**SET TASK:** Update the records starting at the beginning and ending at the line containing "answer-checkbox[interactable] xyxy=(112,2380,156,2414)", replacing "desk-lamp-icon" with "lamp-icon" and leaving everything else unchanged. Output only those lines.

-------- EXTRACTED INFORMATION

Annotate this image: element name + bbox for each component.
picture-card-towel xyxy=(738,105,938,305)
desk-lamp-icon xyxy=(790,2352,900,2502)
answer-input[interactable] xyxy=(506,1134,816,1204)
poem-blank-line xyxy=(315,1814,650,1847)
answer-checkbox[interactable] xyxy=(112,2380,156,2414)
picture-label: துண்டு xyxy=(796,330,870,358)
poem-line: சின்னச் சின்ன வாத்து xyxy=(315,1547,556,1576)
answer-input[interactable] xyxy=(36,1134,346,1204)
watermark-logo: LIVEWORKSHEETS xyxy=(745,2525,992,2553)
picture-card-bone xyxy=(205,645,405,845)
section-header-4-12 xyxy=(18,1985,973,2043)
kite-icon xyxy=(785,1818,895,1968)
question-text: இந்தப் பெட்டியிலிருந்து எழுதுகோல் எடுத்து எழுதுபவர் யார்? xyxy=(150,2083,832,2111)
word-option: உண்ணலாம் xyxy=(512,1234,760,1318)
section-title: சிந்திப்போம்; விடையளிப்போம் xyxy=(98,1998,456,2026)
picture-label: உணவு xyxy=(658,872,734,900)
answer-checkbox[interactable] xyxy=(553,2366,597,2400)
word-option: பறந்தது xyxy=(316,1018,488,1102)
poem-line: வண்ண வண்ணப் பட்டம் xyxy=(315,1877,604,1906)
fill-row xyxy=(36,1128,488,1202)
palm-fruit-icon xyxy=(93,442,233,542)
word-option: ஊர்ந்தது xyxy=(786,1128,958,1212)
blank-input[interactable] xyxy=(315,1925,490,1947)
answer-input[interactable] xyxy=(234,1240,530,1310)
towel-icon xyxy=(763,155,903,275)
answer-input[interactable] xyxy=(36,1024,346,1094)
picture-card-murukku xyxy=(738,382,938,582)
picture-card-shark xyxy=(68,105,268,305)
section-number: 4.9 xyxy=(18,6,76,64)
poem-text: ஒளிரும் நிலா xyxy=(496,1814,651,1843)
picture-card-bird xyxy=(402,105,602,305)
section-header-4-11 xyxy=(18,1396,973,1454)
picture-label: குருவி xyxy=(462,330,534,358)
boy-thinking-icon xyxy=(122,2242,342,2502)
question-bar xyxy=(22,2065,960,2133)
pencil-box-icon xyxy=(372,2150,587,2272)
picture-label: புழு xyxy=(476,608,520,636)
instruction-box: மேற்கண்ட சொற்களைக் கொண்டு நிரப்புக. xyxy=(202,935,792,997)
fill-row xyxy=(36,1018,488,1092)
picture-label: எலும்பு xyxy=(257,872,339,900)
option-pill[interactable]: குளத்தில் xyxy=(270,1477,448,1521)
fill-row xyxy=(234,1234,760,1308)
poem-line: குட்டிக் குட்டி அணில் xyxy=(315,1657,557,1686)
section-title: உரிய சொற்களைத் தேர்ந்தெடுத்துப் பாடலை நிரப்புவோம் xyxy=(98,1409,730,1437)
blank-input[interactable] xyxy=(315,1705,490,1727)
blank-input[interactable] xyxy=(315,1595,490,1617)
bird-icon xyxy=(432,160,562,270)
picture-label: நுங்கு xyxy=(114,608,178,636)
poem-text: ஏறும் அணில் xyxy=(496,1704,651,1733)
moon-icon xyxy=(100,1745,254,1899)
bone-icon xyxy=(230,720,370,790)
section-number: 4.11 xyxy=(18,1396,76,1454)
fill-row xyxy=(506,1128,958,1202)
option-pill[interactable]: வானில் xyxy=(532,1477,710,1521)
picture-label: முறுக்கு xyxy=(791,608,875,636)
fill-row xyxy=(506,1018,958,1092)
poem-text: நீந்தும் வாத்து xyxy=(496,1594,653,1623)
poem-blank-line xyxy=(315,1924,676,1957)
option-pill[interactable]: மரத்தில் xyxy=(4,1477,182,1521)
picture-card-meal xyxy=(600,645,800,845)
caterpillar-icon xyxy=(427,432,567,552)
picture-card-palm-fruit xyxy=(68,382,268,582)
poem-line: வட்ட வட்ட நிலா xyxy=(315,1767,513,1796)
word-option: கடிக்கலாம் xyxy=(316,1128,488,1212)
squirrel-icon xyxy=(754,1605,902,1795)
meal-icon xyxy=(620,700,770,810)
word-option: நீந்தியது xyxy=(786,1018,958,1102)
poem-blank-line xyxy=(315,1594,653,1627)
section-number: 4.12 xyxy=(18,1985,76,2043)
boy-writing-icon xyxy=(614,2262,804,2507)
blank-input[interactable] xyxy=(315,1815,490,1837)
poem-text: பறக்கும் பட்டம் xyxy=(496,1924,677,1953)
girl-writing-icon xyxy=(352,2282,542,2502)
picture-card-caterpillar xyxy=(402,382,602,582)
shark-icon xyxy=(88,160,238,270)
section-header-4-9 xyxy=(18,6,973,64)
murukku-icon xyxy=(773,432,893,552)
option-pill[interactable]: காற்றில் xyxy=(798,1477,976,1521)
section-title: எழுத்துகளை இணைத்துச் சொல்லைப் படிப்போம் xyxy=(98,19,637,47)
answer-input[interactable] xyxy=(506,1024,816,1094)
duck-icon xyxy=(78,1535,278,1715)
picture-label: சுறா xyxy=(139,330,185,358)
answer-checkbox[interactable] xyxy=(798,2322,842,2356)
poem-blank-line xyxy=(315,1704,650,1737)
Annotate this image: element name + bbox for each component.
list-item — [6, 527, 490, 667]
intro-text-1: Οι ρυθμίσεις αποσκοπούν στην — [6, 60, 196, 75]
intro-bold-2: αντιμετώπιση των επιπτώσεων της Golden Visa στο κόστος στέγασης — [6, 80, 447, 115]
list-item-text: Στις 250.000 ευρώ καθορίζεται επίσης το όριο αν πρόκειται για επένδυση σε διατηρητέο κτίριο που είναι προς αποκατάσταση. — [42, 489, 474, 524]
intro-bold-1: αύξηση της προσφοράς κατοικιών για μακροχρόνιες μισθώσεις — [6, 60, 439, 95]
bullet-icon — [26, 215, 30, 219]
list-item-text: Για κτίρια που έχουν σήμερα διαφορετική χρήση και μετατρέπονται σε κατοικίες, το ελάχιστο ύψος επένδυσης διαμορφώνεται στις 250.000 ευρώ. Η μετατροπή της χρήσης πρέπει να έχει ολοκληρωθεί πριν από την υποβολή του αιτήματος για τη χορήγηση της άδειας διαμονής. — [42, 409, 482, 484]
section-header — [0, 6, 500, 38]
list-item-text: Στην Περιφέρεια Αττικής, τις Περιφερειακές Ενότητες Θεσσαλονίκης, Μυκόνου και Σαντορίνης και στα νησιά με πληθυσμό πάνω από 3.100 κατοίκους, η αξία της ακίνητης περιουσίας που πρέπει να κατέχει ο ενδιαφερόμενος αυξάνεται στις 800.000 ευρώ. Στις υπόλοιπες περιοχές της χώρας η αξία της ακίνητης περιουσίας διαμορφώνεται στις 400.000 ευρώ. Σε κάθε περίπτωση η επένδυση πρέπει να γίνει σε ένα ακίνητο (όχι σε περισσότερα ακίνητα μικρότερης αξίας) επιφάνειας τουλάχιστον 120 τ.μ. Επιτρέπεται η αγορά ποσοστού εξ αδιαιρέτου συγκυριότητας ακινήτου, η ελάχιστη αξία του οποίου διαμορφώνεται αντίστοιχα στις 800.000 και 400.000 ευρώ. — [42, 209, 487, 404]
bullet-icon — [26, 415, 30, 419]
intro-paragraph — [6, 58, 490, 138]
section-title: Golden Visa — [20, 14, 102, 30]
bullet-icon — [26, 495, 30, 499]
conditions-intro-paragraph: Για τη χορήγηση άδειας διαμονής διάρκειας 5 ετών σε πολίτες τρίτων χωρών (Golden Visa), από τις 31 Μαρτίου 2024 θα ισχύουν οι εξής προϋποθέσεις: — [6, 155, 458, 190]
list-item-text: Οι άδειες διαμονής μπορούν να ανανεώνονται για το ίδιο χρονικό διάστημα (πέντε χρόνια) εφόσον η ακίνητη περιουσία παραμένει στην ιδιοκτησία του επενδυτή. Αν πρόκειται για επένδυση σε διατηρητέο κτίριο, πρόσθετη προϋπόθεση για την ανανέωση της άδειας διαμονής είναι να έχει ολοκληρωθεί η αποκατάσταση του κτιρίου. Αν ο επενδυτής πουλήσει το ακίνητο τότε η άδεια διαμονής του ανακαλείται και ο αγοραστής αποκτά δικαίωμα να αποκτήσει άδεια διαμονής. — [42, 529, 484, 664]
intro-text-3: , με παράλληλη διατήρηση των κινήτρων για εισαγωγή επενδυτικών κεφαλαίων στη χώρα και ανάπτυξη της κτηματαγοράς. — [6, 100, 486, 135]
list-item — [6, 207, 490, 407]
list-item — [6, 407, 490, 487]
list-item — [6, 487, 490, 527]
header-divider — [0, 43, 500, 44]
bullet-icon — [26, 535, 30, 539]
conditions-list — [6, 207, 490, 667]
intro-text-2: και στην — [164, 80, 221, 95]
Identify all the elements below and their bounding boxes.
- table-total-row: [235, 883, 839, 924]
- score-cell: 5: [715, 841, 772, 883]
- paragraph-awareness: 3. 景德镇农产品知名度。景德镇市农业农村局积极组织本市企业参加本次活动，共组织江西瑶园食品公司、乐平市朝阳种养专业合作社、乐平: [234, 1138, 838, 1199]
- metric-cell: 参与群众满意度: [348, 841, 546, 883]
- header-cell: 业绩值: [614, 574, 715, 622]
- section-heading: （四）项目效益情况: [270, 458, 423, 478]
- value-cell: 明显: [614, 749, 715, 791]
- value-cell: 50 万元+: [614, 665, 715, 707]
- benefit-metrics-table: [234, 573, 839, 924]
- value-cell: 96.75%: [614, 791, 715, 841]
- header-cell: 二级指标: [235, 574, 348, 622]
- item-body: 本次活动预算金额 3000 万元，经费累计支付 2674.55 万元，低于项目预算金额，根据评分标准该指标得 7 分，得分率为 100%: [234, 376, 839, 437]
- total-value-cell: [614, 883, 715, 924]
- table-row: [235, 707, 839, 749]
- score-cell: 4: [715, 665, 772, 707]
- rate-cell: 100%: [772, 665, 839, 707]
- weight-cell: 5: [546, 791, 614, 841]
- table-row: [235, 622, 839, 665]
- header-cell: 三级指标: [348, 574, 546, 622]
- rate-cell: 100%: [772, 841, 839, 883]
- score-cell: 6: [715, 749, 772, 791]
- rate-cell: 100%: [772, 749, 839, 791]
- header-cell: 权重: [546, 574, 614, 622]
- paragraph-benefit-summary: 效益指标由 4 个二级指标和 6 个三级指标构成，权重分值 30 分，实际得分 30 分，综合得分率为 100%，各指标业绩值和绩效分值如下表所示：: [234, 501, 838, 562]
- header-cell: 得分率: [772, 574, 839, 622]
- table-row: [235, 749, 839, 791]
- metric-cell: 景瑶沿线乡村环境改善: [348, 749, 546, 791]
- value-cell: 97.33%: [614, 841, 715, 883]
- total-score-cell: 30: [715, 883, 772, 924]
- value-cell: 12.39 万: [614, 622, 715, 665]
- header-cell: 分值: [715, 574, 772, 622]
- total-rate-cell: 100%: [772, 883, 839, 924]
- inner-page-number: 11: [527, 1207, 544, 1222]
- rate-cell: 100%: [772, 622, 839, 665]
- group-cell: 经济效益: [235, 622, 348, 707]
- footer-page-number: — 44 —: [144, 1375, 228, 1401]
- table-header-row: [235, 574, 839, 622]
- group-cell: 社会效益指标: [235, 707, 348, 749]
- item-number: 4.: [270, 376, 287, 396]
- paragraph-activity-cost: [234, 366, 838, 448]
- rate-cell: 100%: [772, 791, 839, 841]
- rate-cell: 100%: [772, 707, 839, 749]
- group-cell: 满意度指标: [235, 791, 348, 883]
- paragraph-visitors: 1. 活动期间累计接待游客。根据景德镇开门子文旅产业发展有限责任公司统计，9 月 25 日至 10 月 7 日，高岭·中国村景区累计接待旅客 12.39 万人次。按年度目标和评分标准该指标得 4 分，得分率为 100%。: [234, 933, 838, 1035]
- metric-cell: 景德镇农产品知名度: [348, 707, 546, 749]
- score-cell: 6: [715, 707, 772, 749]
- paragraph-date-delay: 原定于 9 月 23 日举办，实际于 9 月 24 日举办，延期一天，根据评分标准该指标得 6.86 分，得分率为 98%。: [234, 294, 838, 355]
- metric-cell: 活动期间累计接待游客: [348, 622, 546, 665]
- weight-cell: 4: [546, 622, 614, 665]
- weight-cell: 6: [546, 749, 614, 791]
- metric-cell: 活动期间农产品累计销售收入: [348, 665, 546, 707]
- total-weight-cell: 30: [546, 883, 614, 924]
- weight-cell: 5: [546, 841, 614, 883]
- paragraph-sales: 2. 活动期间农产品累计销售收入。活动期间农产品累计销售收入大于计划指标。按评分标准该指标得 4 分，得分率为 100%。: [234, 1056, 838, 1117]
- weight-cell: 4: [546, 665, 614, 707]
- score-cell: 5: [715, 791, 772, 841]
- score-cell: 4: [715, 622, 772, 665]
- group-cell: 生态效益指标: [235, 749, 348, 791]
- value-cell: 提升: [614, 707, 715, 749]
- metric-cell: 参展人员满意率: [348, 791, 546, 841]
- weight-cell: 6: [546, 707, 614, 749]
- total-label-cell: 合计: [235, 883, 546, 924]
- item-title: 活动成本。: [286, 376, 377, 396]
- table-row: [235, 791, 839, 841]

----------------

**SOLUTION FOR THIS PROBLEM:**
Annotate this image: element name + bbox for each component.
picture-card-towel xyxy=(738,105,938,305)
lamp-icon xyxy=(790,2352,900,2502)
answer-input[interactable] xyxy=(506,1134,816,1204)
poem-blank-line xyxy=(315,1814,650,1847)
answer-checkbox[interactable] xyxy=(112,2380,156,2414)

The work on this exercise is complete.